Pull each line containing "Wadsworth" out of the data and copy it.

Dataset items:
══════════

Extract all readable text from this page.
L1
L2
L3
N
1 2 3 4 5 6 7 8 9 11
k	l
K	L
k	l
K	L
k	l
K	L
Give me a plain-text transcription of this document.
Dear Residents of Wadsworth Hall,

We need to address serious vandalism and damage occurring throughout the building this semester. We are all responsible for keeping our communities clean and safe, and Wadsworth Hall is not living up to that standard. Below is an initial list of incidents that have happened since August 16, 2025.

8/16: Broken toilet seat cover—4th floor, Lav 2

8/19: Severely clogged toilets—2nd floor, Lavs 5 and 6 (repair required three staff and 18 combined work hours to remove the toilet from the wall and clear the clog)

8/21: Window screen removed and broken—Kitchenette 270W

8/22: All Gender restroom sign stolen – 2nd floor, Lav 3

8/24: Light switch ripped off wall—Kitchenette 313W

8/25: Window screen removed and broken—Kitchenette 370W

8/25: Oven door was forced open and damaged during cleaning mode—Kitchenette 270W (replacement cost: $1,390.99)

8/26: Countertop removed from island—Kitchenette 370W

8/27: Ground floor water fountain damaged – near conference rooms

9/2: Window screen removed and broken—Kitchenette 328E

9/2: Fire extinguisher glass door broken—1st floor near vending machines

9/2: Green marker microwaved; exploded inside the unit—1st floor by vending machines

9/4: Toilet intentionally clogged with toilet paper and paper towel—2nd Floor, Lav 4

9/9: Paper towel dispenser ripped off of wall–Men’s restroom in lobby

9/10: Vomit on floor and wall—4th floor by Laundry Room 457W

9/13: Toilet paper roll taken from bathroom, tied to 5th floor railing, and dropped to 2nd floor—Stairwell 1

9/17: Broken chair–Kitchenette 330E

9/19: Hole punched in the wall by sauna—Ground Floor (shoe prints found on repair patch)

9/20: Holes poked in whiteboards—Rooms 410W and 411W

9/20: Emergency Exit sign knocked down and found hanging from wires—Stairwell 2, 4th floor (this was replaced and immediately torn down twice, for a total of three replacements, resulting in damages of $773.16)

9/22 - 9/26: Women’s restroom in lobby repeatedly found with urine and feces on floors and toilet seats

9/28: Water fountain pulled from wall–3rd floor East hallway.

══════════

→ **Answer for the task**:
Dear Residents of Wadsworth Hall,
We need to address serious vandalism and damage occurring throughout the building this semester. We are all responsible for keeping our communities clean and safe, and Wadsworth Hall is not living up to that standard. Below is an initial list of incidents that have happened since August 16, 2025.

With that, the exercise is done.